[Data excerpts]
--
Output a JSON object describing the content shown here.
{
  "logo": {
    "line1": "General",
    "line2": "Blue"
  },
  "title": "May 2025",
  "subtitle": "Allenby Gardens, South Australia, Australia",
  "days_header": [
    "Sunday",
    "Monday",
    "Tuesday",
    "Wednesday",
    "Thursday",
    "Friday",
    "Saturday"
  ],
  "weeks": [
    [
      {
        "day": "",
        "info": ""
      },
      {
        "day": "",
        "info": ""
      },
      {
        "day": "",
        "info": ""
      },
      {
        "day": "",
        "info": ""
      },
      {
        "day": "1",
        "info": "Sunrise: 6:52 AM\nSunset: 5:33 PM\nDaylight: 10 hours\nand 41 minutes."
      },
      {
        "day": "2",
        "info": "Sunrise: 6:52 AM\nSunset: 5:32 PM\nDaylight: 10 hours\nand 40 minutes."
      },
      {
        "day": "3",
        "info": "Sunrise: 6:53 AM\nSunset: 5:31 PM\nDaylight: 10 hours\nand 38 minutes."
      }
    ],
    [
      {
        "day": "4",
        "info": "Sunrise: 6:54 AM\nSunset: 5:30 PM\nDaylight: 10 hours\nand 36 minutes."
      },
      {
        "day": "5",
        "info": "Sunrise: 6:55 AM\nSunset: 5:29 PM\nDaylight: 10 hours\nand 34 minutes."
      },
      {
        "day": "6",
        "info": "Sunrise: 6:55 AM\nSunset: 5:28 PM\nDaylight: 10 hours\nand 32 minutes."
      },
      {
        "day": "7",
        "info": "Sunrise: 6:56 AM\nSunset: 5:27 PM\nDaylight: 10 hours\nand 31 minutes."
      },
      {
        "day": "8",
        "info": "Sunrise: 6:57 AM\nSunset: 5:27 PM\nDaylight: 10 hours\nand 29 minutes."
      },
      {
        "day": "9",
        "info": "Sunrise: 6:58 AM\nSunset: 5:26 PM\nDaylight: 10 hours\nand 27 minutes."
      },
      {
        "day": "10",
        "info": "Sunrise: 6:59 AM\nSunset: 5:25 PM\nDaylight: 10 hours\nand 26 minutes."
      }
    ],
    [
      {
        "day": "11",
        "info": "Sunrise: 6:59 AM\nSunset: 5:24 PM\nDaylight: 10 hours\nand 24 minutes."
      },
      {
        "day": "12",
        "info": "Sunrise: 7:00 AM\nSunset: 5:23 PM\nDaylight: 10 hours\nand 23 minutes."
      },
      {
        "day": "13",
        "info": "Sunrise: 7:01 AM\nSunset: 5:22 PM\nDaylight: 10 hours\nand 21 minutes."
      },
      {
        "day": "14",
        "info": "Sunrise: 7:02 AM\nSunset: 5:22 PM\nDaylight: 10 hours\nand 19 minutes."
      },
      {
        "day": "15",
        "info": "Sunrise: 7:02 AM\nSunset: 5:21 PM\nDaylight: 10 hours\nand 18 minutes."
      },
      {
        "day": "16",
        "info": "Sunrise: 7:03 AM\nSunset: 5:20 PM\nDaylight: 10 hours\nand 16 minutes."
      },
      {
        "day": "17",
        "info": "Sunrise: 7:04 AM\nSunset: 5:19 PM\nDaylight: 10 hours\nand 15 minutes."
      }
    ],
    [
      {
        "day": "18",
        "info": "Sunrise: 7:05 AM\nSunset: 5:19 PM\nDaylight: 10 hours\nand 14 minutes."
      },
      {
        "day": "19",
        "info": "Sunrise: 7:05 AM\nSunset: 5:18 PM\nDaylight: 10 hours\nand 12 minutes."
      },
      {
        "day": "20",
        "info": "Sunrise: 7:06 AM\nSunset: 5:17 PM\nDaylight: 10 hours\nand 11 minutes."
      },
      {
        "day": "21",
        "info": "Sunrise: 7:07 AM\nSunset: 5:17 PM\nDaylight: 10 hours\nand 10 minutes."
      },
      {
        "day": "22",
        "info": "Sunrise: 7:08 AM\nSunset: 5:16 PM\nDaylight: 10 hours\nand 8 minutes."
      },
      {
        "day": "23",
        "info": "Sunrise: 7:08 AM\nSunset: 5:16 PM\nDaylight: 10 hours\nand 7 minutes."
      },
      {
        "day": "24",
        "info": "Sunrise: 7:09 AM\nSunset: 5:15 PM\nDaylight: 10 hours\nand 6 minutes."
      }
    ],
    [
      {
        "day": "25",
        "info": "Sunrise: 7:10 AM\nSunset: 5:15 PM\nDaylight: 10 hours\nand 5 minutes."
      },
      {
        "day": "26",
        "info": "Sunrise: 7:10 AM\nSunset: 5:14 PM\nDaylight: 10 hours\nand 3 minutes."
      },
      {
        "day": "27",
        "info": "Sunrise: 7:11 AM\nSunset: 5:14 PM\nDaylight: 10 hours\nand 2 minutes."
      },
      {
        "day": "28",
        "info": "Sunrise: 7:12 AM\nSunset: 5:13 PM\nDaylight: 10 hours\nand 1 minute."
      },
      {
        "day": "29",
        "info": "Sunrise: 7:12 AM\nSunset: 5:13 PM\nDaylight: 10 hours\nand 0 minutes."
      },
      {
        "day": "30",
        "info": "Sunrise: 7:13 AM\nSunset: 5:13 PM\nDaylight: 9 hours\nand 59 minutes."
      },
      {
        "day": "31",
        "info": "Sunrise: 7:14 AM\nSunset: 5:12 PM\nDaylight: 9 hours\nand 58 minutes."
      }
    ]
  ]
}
--
§ **DIRECTIONS**
Word for word, extract all the records.

§ **REPLY TO THE TASK**
Output a JSON object describing the content shown here.
{
  "logo": {
    "line1": "General",
    "line2": "Blue"
  },
  "title": "May 2025",
  "subtitle": "Allenby Gardens, South Australia, Australia",
  "days_header": [
    "Sunday",
    "Monday",
    "Tuesday",
    "Wednesday",
    "Thursday",
    "Friday",
    "Saturday"
  ],
  "weeks": [
    [
      {
        "day": "",
        "info": ""
      },
      {
        "day": "",
        "info": ""
      },
      {
        "day": "",
        "info": ""
      },
      {
        "day": "",
        "info": ""
      },
      {
        "day": "1",
        "info": "Sunrise: 6:52 AM\nSunset: 5:33 PM\nDaylight: 10 hours\nand 41 minutes."
      },
      {
        "day": "2",
        "info": "Sunrise: 6:52 AM\nSunset: 5:32 PM\nDaylight: 10 hours\nand 40 minutes."
      },
      {
        "day": "3",
        "info": "Sunrise: 6:53 AM\nSunset: 5:31 PM\nDaylight: 10 hours\nand 38 minutes."
      }
    ],
    [
      {
        "day": "4",
        "info": "Sunrise: 6:54 AM\nSunset: 5:30 PM\nDaylight: 10 hours\nand 36 minutes."
      },
      {
        "day": "5",
        "info": "Sunrise: 6:55 AM\nSunset: 5:29 PM\nDaylight: 10 hours\nand 34 minutes."
      },
      {
        "day": "6",
        "info": "Sunrise: 6:55 AM\nSunset: 5:28 PM\nDaylight: 10 hours\nand 32 minutes."
      },
      {
        "day": "7",
        "info": "Sunrise: 6:56 AM\nSunset: 5:27 PM\nDaylight: 10 hours\nand 31 minutes."
      },
      {
        "day": "8",
        "info": "Sunrise: 6:57 AM\nSunset: 5:27 PM\nDaylight: 10 hours\nand 29 minutes."
      },
      {
        "day": "9",
        "info": "Sunrise: 6:58 AM\nSunset: 5:26 PM\nDaylight: 10 hours\nand 27 minutes."
      },
      {
        "day": "10",
        "info": "Sunrise: 6:59 AM\nSunset: 5:25 PM\nDaylight: 10 hours\nand 26 minutes."
      }
    ],
    [
      {
        "day": "11",
        "info": "Sunrise: 6:59 AM\nSunset: 5:24 PM\nDaylight: 10 hours\nand 24 minutes."
      },
      {
        "day": "12",
        "info": "Sunrise: 7:00 AM\nSunset: 5:23 PM\nDaylight: 10 hours\nand 23 minutes."
      },
      {
        "day": "13",
        "info": "Sunrise: 7:01 AM\nSunset: 5:22 PM\nDaylight: 10 hours\nand 21 minutes."
      },
      {
        "day": "14",
        "info": "Sunrise: 7:02 AM\nSunset: 5:22 PM\nDaylight: 10 hours\nand 19 minutes."
      },
      {
        "day": "15",
        "info": "Sunrise: 7:02 AM\nSunset: 5:21 PM\nDaylight: 10 hours\nand 18 minutes."
      },
      {
        "day": "16",
        "info": "Sunrise: 7:03 AM\nSunset: 5:20 PM\nDaylight: 10 hours\nand 16 minutes."
      },
      {
        "day": "17",
        "info": "Sunrise: 7:04 AM\nSunset: 5:19 PM\nDaylight: 10 hours\nand 15 minutes."
      }
    ],
    [
      {
        "day": "18",
        "info": "Sunrise: 7:05 AM\nSunset: 5:19 PM\nDaylight: 10 hours\nand 14 minutes."
      },
      {
        "day": "19",
        "info": "Sunrise: 7:05 AM\nSunset: 5:18 PM\nDaylight: 10 hours\nand 12 minutes."
      },
      {
        "day": "20",
        "info": "Sunrise: 7:06 AM\nSunset: 5:17 PM\nDaylight: 10 hours\nand 11 minutes."
      },
      {
        "day": "21",
        "info": "Sunrise: 7:07 AM\nSunset: 5:17 PM\nDaylight: 10 hours\nand 10 minutes."
      },
      {
        "day": "22",
        "info": "Sunrise: 7:08 AM\nSunset: 5:16 PM\nDaylight: 10 hours\nand 8 minutes."
      },
      {
        "day": "23",
        "info": "Sunrise: 7:08 AM\nSunset: 5:16 PM\nDaylight: 10 hours\nand 7 minutes."
      },
      {
        "day": "24",
        "info": "Sunrise: 7:09 AM\nSunset: 5:15 PM\nDaylight: 10 hours\nand 6 minutes."
      }
    ],
    [
      {
        "day": "25",
        "info": "Sunrise: 7:10 AM\nSunset: 5:15 PM\nDaylight: 10 hours\nand 5 minutes."
      },
      {
        "day": "26",
        "info": "Sunrise: 7:10 AM\nSunset: 5:14 PM\nDaylight: 10 hours\nand 3 minutes."
      },
      {
        "day": "27",
        "info": "Sunrise: 7:11 AM\nSunset: 5:14 PM\nDaylight: 10 hours\nand 2 minutes."
      },
      {
        "day": "28",
        "info": "Sunrise: 7:12 AM\nSunset: 5:13 PM\nDaylight: 10 hours\nand 1 minute."
      },
      {
        "day": "29",
        "info": "Sunrise: 7:12 AM\nSunset: 5:13 PM\nDaylight: 10 hours\nand 0 minutes."
      },
      {
        "day": "30",
        "info": "Sunrise: 7:13 AM\nSunset: 5:13 PM\nDaylight: 9 hours\nand 59 minutes."
      },
      {
        "day": "31",
        "info": "Sunrise: 7:14 AM\nSunset: 5:12 PM\nDaylight: 9 hours\nand 58 minutes."
      }
    ]
  ]
}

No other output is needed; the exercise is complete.